━━━━━ Given entries ━━━━━
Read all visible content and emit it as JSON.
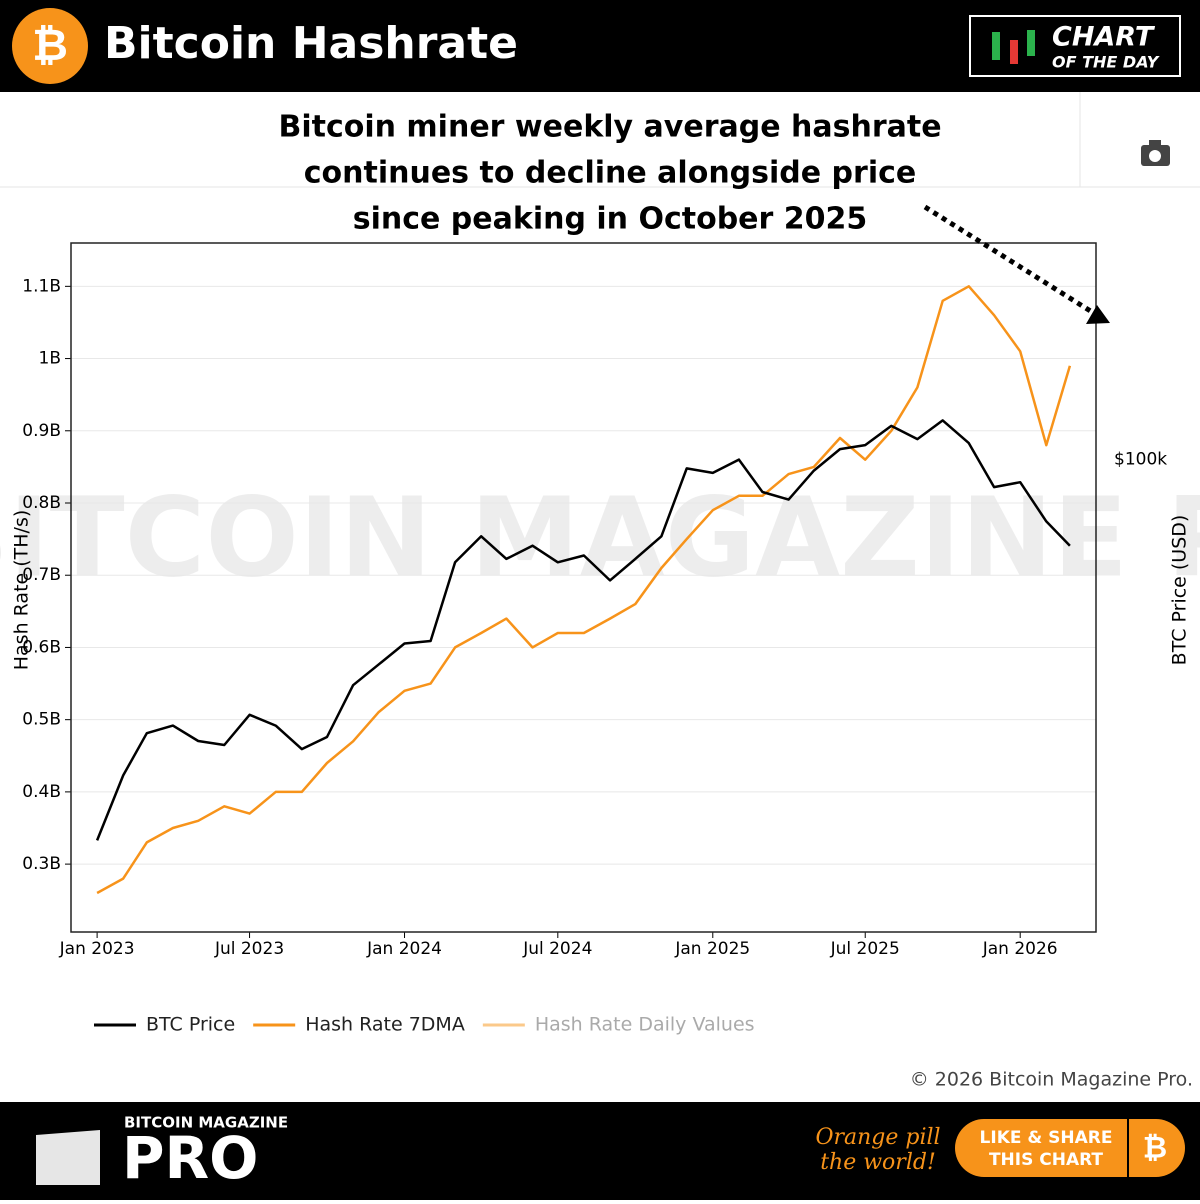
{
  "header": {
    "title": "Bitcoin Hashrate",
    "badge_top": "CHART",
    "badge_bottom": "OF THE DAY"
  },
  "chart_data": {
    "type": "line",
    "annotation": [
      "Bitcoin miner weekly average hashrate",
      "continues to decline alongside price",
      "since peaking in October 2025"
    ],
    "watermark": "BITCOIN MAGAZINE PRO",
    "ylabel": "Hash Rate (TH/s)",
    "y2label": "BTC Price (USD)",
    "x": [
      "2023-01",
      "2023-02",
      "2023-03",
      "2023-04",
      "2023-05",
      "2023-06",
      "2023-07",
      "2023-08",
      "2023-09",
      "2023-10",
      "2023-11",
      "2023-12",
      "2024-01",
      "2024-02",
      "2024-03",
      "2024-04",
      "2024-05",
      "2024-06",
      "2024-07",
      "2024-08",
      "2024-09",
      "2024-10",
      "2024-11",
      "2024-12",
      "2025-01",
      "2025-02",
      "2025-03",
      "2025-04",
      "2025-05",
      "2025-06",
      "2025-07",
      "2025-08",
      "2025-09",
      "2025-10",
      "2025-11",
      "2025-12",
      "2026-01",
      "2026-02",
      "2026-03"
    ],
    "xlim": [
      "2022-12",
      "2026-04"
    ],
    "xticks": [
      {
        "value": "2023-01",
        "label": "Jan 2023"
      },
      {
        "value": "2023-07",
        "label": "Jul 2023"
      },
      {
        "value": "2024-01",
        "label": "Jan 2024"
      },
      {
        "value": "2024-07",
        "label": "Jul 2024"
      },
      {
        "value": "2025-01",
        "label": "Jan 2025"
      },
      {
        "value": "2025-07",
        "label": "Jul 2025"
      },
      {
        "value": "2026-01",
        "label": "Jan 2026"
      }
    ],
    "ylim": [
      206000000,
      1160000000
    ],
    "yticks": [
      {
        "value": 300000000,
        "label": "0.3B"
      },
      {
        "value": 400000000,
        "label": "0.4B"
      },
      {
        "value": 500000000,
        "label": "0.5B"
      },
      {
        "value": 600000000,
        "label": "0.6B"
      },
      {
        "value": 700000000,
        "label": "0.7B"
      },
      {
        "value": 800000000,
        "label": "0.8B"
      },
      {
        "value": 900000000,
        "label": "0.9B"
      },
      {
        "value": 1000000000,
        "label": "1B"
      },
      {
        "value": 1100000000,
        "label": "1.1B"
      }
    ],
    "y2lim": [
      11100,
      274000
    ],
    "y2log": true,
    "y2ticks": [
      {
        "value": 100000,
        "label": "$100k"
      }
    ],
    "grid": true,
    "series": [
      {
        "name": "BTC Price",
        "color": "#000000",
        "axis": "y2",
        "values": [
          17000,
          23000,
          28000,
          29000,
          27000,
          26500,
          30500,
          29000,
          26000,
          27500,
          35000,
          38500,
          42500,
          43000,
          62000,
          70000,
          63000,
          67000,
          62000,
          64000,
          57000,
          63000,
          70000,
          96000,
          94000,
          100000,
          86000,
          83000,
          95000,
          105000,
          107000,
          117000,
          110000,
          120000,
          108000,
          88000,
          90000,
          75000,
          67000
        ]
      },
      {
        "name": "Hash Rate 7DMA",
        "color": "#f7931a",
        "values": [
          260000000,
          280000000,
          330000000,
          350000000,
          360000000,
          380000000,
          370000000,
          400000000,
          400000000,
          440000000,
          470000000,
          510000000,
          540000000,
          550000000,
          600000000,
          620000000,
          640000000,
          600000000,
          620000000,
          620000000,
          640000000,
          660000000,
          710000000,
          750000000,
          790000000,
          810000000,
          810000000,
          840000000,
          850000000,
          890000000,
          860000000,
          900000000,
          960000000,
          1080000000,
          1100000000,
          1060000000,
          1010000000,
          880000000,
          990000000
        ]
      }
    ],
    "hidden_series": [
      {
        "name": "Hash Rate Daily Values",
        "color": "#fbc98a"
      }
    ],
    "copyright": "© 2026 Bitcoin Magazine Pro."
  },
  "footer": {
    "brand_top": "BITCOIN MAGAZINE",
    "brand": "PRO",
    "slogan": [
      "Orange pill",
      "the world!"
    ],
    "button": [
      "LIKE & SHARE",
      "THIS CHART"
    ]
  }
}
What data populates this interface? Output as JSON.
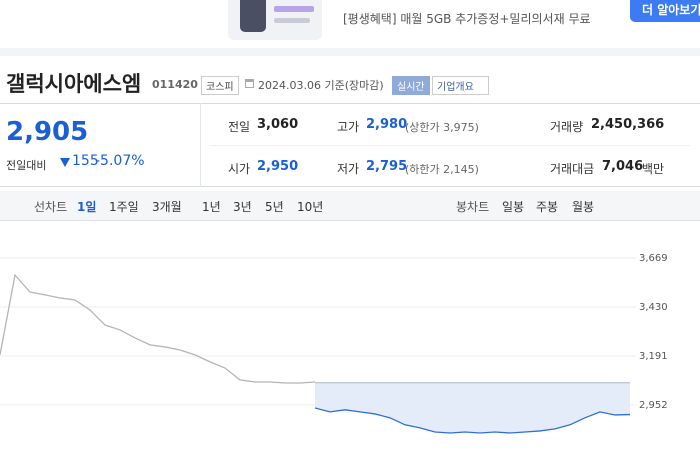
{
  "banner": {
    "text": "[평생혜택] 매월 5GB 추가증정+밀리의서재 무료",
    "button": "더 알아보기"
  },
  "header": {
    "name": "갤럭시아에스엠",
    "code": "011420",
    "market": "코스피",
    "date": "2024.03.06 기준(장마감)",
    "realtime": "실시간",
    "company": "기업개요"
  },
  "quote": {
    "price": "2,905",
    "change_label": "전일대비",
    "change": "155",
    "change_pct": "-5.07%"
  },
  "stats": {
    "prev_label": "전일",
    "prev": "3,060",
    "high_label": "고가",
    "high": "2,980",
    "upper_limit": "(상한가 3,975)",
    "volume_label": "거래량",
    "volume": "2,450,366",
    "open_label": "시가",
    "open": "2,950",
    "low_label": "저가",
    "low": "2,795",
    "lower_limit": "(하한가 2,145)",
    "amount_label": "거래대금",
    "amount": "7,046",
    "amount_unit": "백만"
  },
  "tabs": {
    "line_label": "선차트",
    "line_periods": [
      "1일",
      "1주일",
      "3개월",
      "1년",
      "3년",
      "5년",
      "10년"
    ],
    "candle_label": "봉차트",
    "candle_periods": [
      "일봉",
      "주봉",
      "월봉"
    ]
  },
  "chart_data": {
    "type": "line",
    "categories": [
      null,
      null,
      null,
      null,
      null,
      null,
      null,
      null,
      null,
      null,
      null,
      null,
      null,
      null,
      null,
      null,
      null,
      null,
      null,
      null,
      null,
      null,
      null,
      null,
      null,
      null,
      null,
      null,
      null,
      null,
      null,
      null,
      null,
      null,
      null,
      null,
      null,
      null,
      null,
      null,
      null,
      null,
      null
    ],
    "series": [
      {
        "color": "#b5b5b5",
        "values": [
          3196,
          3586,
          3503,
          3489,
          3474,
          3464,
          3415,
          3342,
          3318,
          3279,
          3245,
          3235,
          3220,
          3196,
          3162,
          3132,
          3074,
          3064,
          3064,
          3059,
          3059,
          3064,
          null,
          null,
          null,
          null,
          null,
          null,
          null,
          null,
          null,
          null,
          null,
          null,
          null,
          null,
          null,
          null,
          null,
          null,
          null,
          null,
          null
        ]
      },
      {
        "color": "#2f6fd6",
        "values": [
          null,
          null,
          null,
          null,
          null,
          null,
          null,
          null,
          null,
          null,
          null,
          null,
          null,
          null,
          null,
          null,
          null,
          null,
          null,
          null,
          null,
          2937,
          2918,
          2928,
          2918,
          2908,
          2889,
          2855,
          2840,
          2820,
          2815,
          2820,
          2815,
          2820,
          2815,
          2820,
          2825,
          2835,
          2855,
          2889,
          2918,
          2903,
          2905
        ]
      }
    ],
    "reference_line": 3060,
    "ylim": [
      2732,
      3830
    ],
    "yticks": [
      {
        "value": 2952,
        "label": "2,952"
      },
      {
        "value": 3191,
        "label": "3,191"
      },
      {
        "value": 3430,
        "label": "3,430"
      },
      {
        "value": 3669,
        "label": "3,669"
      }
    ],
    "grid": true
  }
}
━━━━━
Instructions to follow →
Pictures are excluded; copy every other part of the records exactly.

Exercise solution →
Read all visible content and emit it as JSON.
{
  "header": {
    "title": "Bitcoin Hashrate",
    "badge_top": "CHART",
    "badge_bottom": "OF THE DAY"
  },
  "chart_data": {
    "type": "line",
    "annotation": [
      "Bitcoin miner weekly average hashrate",
      "continues to decline alongside price",
      "since peaking in October 2025"
    ],
    "watermark": "BITCOIN MAGAZINE PRO",
    "ylabel": "Hash Rate (TH/s)",
    "y2label": "BTC Price (USD)",
    "x": [
      "2023-01",
      "2023-02",
      "2023-03",
      "2023-04",
      "2023-05",
      "2023-06",
      "2023-07",
      "2023-08",
      "2023-09",
      "2023-10",
      "2023-11",
      "2023-12",
      "2024-01",
      "2024-02",
      "2024-03",
      "2024-04",
      "2024-05",
      "2024-06",
      "2024-07",
      "2024-08",
      "2024-09",
      "2024-10",
      "2024-11",
      "2024-12",
      "2025-01",
      "2025-02",
      "2025-03",
      "2025-04",
      "2025-05",
      "2025-06",
      "2025-07",
      "2025-08",
      "2025-09",
      "2025-10",
      "2025-11",
      "2025-12",
      "2026-01",
      "2026-02",
      "2026-03"
    ],
    "xlim": [
      "2022-12",
      "2026-04"
    ],
    "xticks": [
      {
        "value": "2023-01",
        "label": "Jan 2023"
      },
      {
        "value": "2023-07",
        "label": "Jul 2023"
      },
      {
        "value": "2024-01",
        "label": "Jan 2024"
      },
      {
        "value": "2024-07",
        "label": "Jul 2024"
      },
      {
        "value": "2025-01",
        "label": "Jan 2025"
      },
      {
        "value": "2025-07",
        "label": "Jul 2025"
      },
      {
        "value": "2026-01",
        "label": "Jan 2026"
      }
    ],
    "ylim": [
      206000000,
      1160000000
    ],
    "yticks": [
      {
        "value": 300000000,
        "label": "0.3B"
      },
      {
        "value": 400000000,
        "label": "0.4B"
      },
      {
        "value": 500000000,
        "label": "0.5B"
      },
      {
        "value": 600000000,
        "label": "0.6B"
      },
      {
        "value": 700000000,
        "label": "0.7B"
      },
      {
        "value": 800000000,
        "label": "0.8B"
      },
      {
        "value": 900000000,
        "label": "0.9B"
      },
      {
        "value": 1000000000,
        "label": "1B"
      },
      {
        "value": 1100000000,
        "label": "1.1B"
      }
    ],
    "y2lim": [
      11100,
      274000
    ],
    "y2log": true,
    "y2ticks": [
      {
        "value": 100000,
        "label": "$100k"
      }
    ],
    "grid": true,
    "series": [
      {
        "name": "BTC Price",
        "color": "#000000",
        "axis": "y2",
        "values": [
          17000,
          23000,
          28000,
          29000,
          27000,
          26500,
          30500,
          29000,
          26000,
          27500,
          35000,
          38500,
          42500,
          43000,
          62000,
          70000,
          63000,
          67000,
          62000,
          64000,
          57000,
          63000,
          70000,
          96000,
          94000,
          100000,
          86000,
          83000,
          95000,
          105000,
          107000,
          117000,
          110000,
          120000,
          108000,
          88000,
          90000,
          75000,
          67000
        ]
      },
      {
        "name": "Hash Rate 7DMA",
        "color": "#f7931a",
        "values": [
          260000000,
          280000000,
          330000000,
          350000000,
          360000000,
          380000000,
          370000000,
          400000000,
          400000000,
          440000000,
          470000000,
          510000000,
          540000000,
          550000000,
          600000000,
          620000000,
          640000000,
          600000000,
          620000000,
          620000000,
          640000000,
          660000000,
          710000000,
          750000000,
          790000000,
          810000000,
          810000000,
          840000000,
          850000000,
          890000000,
          860000000,
          900000000,
          960000000,
          1080000000,
          1100000000,
          1060000000,
          1010000000,
          880000000,
          990000000
        ]
      }
    ],
    "hidden_series": [
      {
        "name": "Hash Rate Daily Values",
        "color": "#fbc98a"
      }
    ],
    "copyright": "© 2026 Bitcoin Magazine Pro."
  },
  "footer": {
    "brand_top": "BITCOIN MAGAZINE",
    "brand": "PRO",
    "slogan": [
      "Orange pill",
      "the world!"
    ],
    "button": [
      "LIKE & SHARE",
      "THIS CHART"
    ]
  }
}
What data populates this interface? Output as JSON.
{
  "banner": {
    "text": "[평생혜택] 매월 5GB 추가증정+밀리의서재 무료",
    "button": "더 알아보기"
  },
  "header": {
    "name": "갤럭시아에스엠",
    "code": "011420",
    "market": "코스피",
    "date": "2024.03.06 기준(장마감)",
    "realtime": "실시간",
    "company": "기업개요"
  },
  "quote": {
    "price": "2,905",
    "change_label": "전일대비",
    "change": "155",
    "change_pct": "-5.07%"
  },
  "stats": {
    "prev_label": "전일",
    "prev": "3,060",
    "high_label": "고가",
    "high": "2,980",
    "upper_limit": "(상한가 3,975)",
    "volume_label": "거래량",
    "volume": "2,450,366",
    "open_label": "시가",
    "open": "2,950",
    "low_label": "저가",
    "low": "2,795",
    "lower_limit": "(하한가 2,145)",
    "amount_label": "거래대금",
    "amount": "7,046",
    "amount_unit": "백만"
  },
  "tabs": {
    "line_label": "선차트",
    "line_periods": [
      "1일",
      "1주일",
      "3개월",
      "1년",
      "3년",
      "5년",
      "10년"
    ],
    "candle_label": "봉차트",
    "candle_periods": [
      "일봉",
      "주봉",
      "월봉"
    ]
  },
  "chart_data": {
    "type": "line",
    "categories": [
      null,
      null,
      null,
      null,
      null,
      null,
      null,
      null,
      null,
      null,
      null,
      null,
      null,
      null,
      null,
      null,
      null,
      null,
      null,
      null,
      null,
      null,
      null,
      null,
      null,
      null,
      null,
      null,
      null,
      null,
      null,
      null,
      null,
      null,
      null,
      null,
      null,
      null,
      null,
      null,
      null,
      null,
      null
    ],
    "series": [
      {
        "color": "#b5b5b5",
        "values": [
          3196,
          3586,
          3503,
          3489,
          3474,
          3464,
          3415,
          3342,
          3318,
          3279,
          3245,
          3235,
          3220,
          3196,
          3162,
          3132,
          3074,
          3064,
          3064,
          3059,
          3059,
          3064,
          null,
          null,
          null,
          null,
          null,
          null,
          null,
          null,
          null,
          null,
          null,
          null,
          null,
          null,
          null,
          null,
          null,
          null,
          null,
          null,
          null
        ]
      },
      {
        "color": "#2f6fd6",
        "values": [
          null,
          null,
          null,
          null,
          null,
          null,
          null,
          null,
          null,
          null,
          null,
          null,
          null,
          null,
          null,
          null,
          null,
          null,
          null,
          null,
          null,
          2937,
          2918,
          2928,
          2918,
          2908,
          2889,
          2855,
          2840,
          2820,
          2815,
          2820,
          2815,
          2820,
          2815,
          2820,
          2825,
          2835,
          2855,
          2889,
          2918,
          2903,
          2905
        ]
      }
    ],
    "reference_line": 3060,
    "ylim": [
      2732,
      3830
    ],
    "yticks": [
      {
        "value": 2952,
        "label": "2,952"
      },
      {
        "value": 3191,
        "label": "3,191"
      },
      {
        "value": 3430,
        "label": "3,430"
      },
      {
        "value": 3669,
        "label": "3,669"
      }
    ],
    "grid": true
  }
}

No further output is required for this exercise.